* _AIM OF THE EXERCISE_: Repeat every line below exactly, word for word.

* _EXERCISE DATA_:
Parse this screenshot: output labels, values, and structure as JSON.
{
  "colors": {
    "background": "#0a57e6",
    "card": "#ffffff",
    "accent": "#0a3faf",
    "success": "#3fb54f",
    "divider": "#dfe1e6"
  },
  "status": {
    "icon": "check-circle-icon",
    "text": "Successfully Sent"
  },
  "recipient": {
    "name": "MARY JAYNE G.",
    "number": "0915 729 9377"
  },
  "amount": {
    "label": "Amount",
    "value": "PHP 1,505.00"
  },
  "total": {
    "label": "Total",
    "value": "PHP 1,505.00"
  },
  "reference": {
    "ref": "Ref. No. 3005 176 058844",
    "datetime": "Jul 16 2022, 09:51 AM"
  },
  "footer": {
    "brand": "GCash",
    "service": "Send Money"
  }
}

* _RESULT_:
Parse this screenshot: output labels, values, and structure as JSON.
{
  "colors": {
    "background": "#0a57e6",
    "card": "#ffffff",
    "accent": "#0a3faf",
    "success": "#3fb54f",
    "divider": "#dfe1e6"
  },
  "status": {
    "icon": "check-circle-icon",
    "text": "Successfully Sent"
  },
  "recipient": {
    "name": "MARY JAYNE G.",
    "number": "0915 729 9377"
  },
  "amount": {
    "label": "Amount",
    "value": "PHP 1,505.00"
  },
  "total": {
    "label": "Total",
    "value": "PHP 1,505.00"
  },
  "reference": {
    "ref": "Ref. No. 3005 176 058844",
    "datetime": "Jul 16 2022, 09:51 AM"
  },
  "footer": {
    "brand": "GCash",
    "service": "Send Money"
  }
}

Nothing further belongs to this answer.